Entries shown:
════

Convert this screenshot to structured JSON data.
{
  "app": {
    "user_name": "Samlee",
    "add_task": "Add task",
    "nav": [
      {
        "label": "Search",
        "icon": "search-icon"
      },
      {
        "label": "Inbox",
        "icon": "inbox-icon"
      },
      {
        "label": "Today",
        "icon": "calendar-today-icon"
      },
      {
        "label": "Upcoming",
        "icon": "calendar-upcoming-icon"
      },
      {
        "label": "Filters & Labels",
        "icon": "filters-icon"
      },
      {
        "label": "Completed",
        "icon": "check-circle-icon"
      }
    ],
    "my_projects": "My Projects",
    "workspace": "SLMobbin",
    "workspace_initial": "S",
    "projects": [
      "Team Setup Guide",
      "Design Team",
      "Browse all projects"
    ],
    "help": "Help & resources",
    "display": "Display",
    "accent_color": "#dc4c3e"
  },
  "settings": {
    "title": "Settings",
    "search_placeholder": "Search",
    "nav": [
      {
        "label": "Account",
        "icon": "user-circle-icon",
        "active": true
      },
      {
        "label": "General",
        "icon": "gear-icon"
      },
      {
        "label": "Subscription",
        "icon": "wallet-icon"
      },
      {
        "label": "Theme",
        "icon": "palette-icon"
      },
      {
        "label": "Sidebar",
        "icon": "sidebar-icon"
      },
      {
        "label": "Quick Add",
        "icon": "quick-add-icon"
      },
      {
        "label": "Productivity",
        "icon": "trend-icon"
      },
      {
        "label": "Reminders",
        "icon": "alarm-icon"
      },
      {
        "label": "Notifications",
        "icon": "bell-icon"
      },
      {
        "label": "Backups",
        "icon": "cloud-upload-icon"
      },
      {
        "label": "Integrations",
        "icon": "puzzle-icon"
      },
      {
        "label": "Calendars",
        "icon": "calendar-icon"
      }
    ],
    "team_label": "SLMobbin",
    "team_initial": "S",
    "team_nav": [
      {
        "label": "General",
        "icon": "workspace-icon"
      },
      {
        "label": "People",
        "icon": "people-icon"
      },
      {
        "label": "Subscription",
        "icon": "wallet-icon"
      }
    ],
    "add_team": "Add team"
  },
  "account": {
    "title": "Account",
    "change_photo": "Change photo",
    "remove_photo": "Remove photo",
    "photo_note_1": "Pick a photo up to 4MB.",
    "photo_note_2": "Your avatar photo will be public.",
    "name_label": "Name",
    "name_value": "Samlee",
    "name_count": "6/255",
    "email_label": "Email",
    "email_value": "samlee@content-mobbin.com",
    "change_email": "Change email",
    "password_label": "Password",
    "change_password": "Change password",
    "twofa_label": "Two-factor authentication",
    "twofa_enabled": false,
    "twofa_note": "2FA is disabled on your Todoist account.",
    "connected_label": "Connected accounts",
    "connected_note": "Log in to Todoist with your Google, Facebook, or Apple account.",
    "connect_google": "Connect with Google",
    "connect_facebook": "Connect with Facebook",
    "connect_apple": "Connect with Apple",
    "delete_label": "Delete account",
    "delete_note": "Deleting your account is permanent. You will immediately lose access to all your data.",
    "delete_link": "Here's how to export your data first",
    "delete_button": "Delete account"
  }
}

════

The request:
Transcribe all of the entries without altering anything.

Task output:
Convert this screenshot to structured JSON data.
{
  "app": {
    "user_name": "Samlee",
    "add_task": "Add task",
    "nav": [
      {
        "label": "Search",
        "icon": "search-icon"
      },
      {
        "label": "Inbox",
        "icon": "inbox-icon"
      },
      {
        "label": "Today",
        "icon": "calendar-today-icon"
      },
      {
        "label": "Upcoming",
        "icon": "calendar-upcoming-icon"
      },
      {
        "label": "Filters & Labels",
        "icon": "filters-icon"
      },
      {
        "label": "Completed",
        "icon": "check-circle-icon"
      }
    ],
    "my_projects": "My Projects",
    "workspace": "SLMobbin",
    "workspace_initial": "S",
    "projects": [
      "Team Setup Guide",
      "Design Team",
      "Browse all projects"
    ],
    "help": "Help & resources",
    "display": "Display",
    "accent_color": "#dc4c3e"
  },
  "settings": {
    "title": "Settings",
    "search_placeholder": "Search",
    "nav": [
      {
        "label": "Account",
        "icon": "user-circle-icon",
        "active": true
      },
      {
        "label": "General",
        "icon": "gear-icon"
      },
      {
        "label": "Subscription",
        "icon": "wallet-icon"
      },
      {
        "label": "Theme",
        "icon": "palette-icon"
      },
      {
        "label": "Sidebar",
        "icon": "sidebar-icon"
      },
      {
        "label": "Quick Add",
        "icon": "quick-add-icon"
      },
      {
        "label": "Productivity",
        "icon": "trend-icon"
      },
      {
        "label": "Reminders",
        "icon": "alarm-icon"
      },
      {
        "label": "Notifications",
        "icon": "bell-icon"
      },
      {
        "label": "Backups",
        "icon": "cloud-upload-icon"
      },
      {
        "label": "Integrations",
        "icon": "puzzle-icon"
      },
      {
        "label": "Calendars",
        "icon": "calendar-icon"
      }
    ],
    "team_label": "SLMobbin",
    "team_initial": "S",
    "team_nav": [
      {
        "label": "General",
        "icon": "workspace-icon"
      },
      {
        "label": "People",
        "icon": "people-icon"
      },
      {
        "label": "Subscription",
        "icon": "wallet-icon"
      }
    ],
    "add_team": "Add team"
  },
  "account": {
    "title": "Account",
    "change_photo": "Change photo",
    "remove_photo": "Remove photo",
    "photo_note_1": "Pick a photo up to 4MB.",
    "photo_note_2": "Your avatar photo will be public.",
    "name_label": "Name",
    "name_value": "Samlee",
    "name_count": "6/255",
    "email_label": "Email",
    "email_value": "samlee@content-mobbin.com",
    "change_email": "Change email",
    "password_label": "Password",
    "change_password": "Change password",
    "twofa_label": "Two-factor authentication",
    "twofa_enabled": false,
    "twofa_note": "2FA is disabled on your Todoist account.",
    "connected_label": "Connected accounts",
    "connected_note": "Log in to Todoist with your Google, Facebook, or Apple account.",
    "connect_google": "Connect with Google",
    "connect_facebook": "Connect with Facebook",
    "connect_apple": "Connect with Apple",
    "delete_label": "Delete account",
    "delete_note": "Deleting your account is permanent. You will immediately lose access to all your data.",
    "delete_link": "Here's how to export your data first",
    "delete_button": "Delete account"
  }
}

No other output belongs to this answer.